"""

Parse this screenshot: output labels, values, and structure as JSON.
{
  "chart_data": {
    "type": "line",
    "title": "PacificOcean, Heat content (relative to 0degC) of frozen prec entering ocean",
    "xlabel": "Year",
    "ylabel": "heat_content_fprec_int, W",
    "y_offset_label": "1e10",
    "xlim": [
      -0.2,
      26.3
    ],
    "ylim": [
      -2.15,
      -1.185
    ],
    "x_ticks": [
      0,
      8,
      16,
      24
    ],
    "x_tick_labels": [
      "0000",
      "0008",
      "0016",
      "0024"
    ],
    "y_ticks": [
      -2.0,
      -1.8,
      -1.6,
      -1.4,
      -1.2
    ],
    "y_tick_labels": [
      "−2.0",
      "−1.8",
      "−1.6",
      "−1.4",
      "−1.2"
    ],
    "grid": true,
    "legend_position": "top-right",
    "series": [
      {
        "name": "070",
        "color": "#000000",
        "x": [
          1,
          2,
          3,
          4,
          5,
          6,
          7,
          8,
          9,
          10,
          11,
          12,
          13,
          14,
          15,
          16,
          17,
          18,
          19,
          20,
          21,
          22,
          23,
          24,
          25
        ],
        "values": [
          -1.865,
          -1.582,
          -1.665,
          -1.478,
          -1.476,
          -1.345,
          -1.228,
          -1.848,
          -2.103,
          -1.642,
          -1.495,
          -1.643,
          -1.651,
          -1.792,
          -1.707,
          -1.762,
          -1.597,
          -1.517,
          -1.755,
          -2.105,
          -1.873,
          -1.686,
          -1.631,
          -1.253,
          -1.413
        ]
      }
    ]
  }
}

"""

• Work instructions
Quote every line of the data, word for word.

• Result
Parse this screenshot: output labels, values, and structure as JSON.
{
  "chart_data": {
    "type": "line",
    "title": "PacificOcean, Heat content (relative to 0degC) of frozen prec entering ocean",
    "xlabel": "Year",
    "ylabel": "heat_content_fprec_int, W",
    "y_offset_label": "1e10",
    "xlim": [
      -0.2,
      26.3
    ],
    "ylim": [
      -2.15,
      -1.185
    ],
    "x_ticks": [
      0,
      8,
      16,
      24
    ],
    "x_tick_labels": [
      "0000",
      "0008",
      "0016",
      "0024"
    ],
    "y_ticks": [
      -2.0,
      -1.8,
      -1.6,
      -1.4,
      -1.2
    ],
    "y_tick_labels": [
      "−2.0",
      "−1.8",
      "−1.6",
      "−1.4",
      "−1.2"
    ],
    "grid": true,
    "legend_position": "top-right",
    "series": [
      {
        "name": "070",
        "color": "#000000",
        "x": [
          1,
          2,
          3,
          4,
          5,
          6,
          7,
          8,
          9,
          10,
          11,
          12,
          13,
          14,
          15,
          16,
          17,
          18,
          19,
          20,
          21,
          22,
          23,
          24,
          25
        ],
        "values": [
          -1.865,
          -1.582,
          -1.665,
          -1.478,
          -1.476,
          -1.345,
          -1.228,
          -1.848,
          -2.103,
          -1.642,
          -1.495,
          -1.643,
          -1.651,
          -1.792,
          -1.707,
          -1.762,
          -1.597,
          -1.517,
          -1.755,
          -2.105,
          -1.873,
          -1.686,
          -1.631,
          -1.253,
          -1.413
        ]
      }
    ]
  }
}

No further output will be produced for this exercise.